STATED PROBLEM
Omit all pictures and give the records below again exactly as written.

══════

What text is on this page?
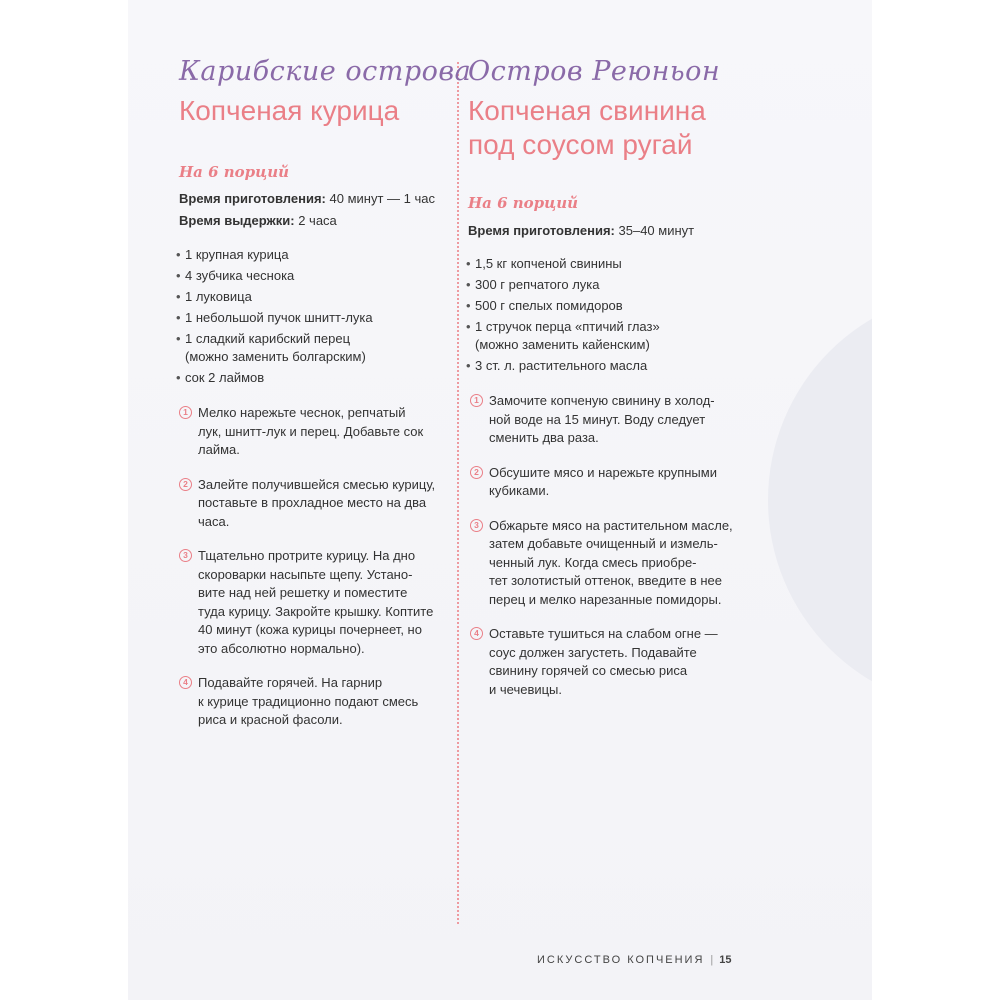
Карибские острова
Копченая курица
На 6 порций
Время приготовления: 40 минут — 1 час
Время выдержки: 2 часа
• 1 крупная курица
• 4 зубчика чеснока
• 1 луковица
• 1 небольшой пучок шнитт-лука
• 1 сладкий карибский перец
(можно заменить болгарским)
• сок 2 лаймов
1 Мелко нарежьте чеснок, репчатый
лук, шнитт-лук и перец. Добавьте сок
лайма.
2 Залейте получившейся смесью курицу,
поставьте в прохладное место на два
часа.
3 Тщательно протрите курицу. На дно
скороварки насыпьте щепу. Устано-
вите над ней решетку и поместите
туда курицу. Закройте крышку. Коптите
40 минут (кожа курицы почернеет, но
это абсолютно нормально).
4 Подавайте горячей. На гарнир
к курице традиционно подают смесь
риса и красной фасоли.
Остров Реюньон
Копченая свинина
под соусом ругай
На 6 порций
Время приготовления: 35–40 минут
• 1,5 кг копченой свинины
• 300 г репчатого лука
• 500 г спелых помидоров
• 1 стручок перца «птичий глаз»
(можно заменить кайенским)
• 3 ст. л. растительного масла
1 Замочите копченую свинину в холод-
ной воде на 15 минут. Воду следует
сменить два раза.
2 Обсушите мясо и нарежьте крупными
кубиками.
3 Обжарьте мясо на растительном масле,
затем добавьте очищенный и измель-
ченный лук. Когда смесь приобре-
тет золотистый оттенок, введите в нее
перец и мелко нарезанные помидоры.
4 Оставьте тушиться на слабом огне —
соус должен загустеть. Подавайте
свинину горячей со смесью риса
и чечевицы.
ИСКУССТВО КОПЧЕНИЯ | 15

══════

ANSWER TO THIS EXERCISE
What text is on this page?
Карибские острова
Копченая курица
На 6 порций
Время приготовления: 40 минут — 1 час
Время выдержки: 2 часа
• 1 крупная курица
• 4 зубчика чеснока
• 1 луковица
• 1 небольшой пучок шнитт-лука
• 1 сладкий карибский перец
(можно заменить болгарским)
• сок 2 лаймов
1 Мелко нарежьте чеснок, репчатый
лук, шнитт-лук и перец. Добавьте сок
лайма.
2 Залейте получившейся смесью курицу,
поставьте в прохладное место на два
часа.
3 Тщательно протрите курицу. На дно
скороварки насыпьте щепу. Устано-
вите над ней решетку и поместите
туда курицу. Закройте крышку. Коптите
40 минут (кожа курицы почернеет, но
это абсолютно нормально).
4 Подавайте горячей. На гарнир
к курице традиционно подают смесь
риса и красной фасоли.
Остров Реюньон
Копченая свинина
под соусом ругай
На 6 порций
Время приготовления: 35–40 минут
• 1,5 кг копченой свинины
• 300 г репчатого лука
• 500 г спелых помидоров
• 1 стручок перца «птичий глаз»
(можно заменить кайенским)
• 3 ст. л. растительного масла
1 Замочите копченую свинину в холод-
ной воде на 15 минут. Воду следует
сменить два раза.
2 Обсушите мясо и нарежьте крупными
кубиками.
3 Обжарьте мясо на растительном масле,
затем добавьте очищенный и измель-
ченный лук. Когда смесь приобре-
тет золотистый оттенок, введите в нее
перец и мелко нарезанные помидоры.
4 Оставьте тушиться на слабом огне —
соус должен загустеть. Подавайте
свинину горячей со смесью риса
и чечевицы.
ИСКУССТВО КОПЧЕНИЯ | 15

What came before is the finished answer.